REQUEST
Extract each line from the entries below that has the string "ἐθυσίαζεν" in it.

SOURCE DATA
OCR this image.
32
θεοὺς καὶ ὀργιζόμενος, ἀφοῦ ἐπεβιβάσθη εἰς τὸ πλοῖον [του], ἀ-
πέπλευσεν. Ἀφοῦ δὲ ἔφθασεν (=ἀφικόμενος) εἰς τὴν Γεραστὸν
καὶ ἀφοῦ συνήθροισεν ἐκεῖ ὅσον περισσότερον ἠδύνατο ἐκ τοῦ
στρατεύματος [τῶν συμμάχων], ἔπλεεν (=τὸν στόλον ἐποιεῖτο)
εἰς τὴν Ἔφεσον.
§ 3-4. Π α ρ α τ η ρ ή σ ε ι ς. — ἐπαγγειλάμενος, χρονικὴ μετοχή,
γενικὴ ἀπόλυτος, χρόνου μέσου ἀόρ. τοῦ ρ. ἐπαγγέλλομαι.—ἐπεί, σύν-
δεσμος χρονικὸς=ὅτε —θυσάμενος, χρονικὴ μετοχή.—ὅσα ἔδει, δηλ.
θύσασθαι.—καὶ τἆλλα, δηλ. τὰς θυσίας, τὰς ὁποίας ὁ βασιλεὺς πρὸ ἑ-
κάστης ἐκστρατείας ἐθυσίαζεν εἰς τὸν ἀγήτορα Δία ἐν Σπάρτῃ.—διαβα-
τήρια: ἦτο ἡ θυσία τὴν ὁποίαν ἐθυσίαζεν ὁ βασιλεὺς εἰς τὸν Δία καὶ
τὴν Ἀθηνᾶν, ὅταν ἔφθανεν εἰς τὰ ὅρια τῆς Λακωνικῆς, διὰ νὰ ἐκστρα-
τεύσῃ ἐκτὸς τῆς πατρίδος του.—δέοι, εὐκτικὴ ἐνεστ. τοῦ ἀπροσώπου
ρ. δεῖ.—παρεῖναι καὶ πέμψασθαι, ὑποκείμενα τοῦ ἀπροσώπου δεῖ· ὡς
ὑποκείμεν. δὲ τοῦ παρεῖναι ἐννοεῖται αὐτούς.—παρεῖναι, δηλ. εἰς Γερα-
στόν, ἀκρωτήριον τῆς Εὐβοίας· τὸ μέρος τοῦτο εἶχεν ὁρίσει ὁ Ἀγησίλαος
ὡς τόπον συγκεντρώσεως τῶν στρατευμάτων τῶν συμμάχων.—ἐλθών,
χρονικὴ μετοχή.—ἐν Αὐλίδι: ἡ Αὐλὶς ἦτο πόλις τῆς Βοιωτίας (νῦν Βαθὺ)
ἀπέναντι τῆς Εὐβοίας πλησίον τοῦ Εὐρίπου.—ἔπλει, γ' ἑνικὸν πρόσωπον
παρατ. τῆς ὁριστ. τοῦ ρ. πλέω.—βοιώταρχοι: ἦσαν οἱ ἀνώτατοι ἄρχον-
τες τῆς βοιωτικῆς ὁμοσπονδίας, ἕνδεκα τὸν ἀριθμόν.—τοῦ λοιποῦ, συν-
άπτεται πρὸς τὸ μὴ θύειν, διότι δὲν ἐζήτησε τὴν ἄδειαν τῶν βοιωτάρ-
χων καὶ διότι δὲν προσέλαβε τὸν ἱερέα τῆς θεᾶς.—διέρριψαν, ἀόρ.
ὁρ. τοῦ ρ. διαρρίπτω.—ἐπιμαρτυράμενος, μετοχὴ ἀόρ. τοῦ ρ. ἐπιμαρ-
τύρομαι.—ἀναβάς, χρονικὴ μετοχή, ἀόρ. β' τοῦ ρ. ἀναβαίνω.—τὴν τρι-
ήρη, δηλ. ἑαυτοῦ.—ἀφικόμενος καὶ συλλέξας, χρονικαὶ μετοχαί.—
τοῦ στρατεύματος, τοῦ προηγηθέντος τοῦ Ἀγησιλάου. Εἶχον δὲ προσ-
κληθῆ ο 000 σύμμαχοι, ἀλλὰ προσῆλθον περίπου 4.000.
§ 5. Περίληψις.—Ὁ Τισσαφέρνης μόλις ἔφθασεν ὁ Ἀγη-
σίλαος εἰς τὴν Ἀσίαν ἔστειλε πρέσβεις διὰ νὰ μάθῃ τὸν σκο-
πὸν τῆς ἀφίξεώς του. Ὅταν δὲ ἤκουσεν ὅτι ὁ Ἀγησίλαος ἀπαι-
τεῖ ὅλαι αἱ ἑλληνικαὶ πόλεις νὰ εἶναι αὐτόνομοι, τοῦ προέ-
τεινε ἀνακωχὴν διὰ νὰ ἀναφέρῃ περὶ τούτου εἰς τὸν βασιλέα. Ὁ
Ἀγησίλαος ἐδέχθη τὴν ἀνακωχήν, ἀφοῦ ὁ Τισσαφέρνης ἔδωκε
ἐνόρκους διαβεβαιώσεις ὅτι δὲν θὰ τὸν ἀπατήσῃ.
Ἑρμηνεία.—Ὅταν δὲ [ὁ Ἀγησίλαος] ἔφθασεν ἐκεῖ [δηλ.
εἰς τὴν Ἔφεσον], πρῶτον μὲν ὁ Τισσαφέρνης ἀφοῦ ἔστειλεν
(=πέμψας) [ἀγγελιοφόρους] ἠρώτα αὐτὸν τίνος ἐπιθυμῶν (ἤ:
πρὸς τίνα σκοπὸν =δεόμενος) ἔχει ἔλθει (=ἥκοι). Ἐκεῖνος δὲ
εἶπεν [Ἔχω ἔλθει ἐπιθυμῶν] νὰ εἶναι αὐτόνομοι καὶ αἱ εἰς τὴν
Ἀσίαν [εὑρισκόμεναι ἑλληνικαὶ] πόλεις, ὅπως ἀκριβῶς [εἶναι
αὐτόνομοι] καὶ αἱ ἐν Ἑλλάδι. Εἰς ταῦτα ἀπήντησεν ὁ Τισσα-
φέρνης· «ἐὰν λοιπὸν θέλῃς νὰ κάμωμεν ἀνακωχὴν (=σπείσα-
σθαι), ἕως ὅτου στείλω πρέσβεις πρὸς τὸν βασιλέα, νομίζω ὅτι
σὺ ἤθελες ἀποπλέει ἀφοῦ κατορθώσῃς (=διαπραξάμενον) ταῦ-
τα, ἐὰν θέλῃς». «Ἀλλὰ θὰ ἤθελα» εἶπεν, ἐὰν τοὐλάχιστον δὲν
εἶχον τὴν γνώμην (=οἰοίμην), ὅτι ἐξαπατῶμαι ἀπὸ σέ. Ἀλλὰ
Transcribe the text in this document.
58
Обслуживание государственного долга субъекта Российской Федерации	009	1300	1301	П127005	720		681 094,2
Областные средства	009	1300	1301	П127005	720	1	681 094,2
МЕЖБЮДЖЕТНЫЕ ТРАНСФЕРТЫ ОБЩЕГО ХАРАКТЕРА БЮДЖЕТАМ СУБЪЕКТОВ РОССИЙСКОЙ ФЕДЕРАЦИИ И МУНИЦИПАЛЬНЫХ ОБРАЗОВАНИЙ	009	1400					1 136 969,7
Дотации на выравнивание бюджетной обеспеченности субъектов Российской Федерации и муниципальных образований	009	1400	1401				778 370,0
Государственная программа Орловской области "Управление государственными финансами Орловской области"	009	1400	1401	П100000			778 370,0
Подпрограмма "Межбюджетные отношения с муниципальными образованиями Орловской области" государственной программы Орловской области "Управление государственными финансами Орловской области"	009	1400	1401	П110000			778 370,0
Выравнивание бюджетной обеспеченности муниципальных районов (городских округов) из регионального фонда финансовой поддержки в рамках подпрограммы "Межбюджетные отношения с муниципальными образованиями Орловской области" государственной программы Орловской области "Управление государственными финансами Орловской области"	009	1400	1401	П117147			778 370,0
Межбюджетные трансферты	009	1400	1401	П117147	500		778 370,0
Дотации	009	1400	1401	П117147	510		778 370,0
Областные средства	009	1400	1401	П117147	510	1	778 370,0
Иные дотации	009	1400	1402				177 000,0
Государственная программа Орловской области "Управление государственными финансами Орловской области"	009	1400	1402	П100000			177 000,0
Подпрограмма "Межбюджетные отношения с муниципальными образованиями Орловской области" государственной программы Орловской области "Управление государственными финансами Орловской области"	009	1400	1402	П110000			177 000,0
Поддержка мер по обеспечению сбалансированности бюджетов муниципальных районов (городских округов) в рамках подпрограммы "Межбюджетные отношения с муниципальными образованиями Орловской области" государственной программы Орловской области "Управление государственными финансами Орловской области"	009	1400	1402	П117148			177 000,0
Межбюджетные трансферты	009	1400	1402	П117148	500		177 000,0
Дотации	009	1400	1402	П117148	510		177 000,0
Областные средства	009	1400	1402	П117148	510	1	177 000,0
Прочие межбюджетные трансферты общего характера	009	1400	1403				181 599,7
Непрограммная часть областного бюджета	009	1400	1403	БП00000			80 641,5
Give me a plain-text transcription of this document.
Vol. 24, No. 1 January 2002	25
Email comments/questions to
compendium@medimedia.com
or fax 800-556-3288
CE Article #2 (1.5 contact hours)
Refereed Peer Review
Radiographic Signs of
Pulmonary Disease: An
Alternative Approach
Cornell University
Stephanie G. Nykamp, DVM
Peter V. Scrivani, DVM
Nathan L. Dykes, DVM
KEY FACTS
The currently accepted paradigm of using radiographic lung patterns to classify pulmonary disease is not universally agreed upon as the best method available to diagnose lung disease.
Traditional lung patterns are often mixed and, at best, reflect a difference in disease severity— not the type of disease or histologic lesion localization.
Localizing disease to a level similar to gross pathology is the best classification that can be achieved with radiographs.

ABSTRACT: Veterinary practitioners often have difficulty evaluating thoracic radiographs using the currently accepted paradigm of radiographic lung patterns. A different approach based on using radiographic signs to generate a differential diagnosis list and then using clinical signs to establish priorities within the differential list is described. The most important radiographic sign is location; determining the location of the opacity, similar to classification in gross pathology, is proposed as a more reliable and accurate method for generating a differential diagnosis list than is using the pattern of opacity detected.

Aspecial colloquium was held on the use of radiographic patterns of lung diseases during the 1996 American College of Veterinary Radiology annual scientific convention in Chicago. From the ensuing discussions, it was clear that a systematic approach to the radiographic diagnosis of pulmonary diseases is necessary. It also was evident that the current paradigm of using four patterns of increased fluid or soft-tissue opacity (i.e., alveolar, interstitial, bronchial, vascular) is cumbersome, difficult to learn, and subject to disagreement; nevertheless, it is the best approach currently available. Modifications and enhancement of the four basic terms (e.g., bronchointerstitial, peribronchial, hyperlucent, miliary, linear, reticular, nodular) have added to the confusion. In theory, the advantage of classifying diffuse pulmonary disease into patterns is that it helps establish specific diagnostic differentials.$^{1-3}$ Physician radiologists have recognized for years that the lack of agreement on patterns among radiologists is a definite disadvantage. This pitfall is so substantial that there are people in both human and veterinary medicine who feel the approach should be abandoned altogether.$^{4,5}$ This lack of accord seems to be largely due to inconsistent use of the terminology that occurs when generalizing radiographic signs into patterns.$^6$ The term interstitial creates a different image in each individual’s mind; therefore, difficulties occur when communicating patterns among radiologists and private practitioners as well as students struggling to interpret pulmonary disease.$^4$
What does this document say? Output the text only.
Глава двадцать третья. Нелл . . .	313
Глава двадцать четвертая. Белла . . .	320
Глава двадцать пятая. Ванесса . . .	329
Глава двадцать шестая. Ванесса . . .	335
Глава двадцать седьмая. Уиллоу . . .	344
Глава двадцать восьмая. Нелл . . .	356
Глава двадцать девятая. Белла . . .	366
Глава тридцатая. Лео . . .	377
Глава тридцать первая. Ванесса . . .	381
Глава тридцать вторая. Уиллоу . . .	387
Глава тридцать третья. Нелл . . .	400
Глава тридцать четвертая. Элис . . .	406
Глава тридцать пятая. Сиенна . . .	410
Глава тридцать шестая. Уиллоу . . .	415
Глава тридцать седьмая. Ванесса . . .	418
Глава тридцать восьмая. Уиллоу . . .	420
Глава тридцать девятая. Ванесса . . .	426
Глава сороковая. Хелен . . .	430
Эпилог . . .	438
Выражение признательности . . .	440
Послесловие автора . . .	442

EXPECTED OUTPUT
κάστης ἐκστρατείας ἐθυσίαζεν εἰς τὸν ἀγήτορα Δία ἐν Σπάρτῃ.—διαβα-
τήρια: ἦτο ἡ θυσία τὴν ὁποίαν ἐθυσίαζεν ὁ βασιλεὺς εἰς τὸν Δία καὶ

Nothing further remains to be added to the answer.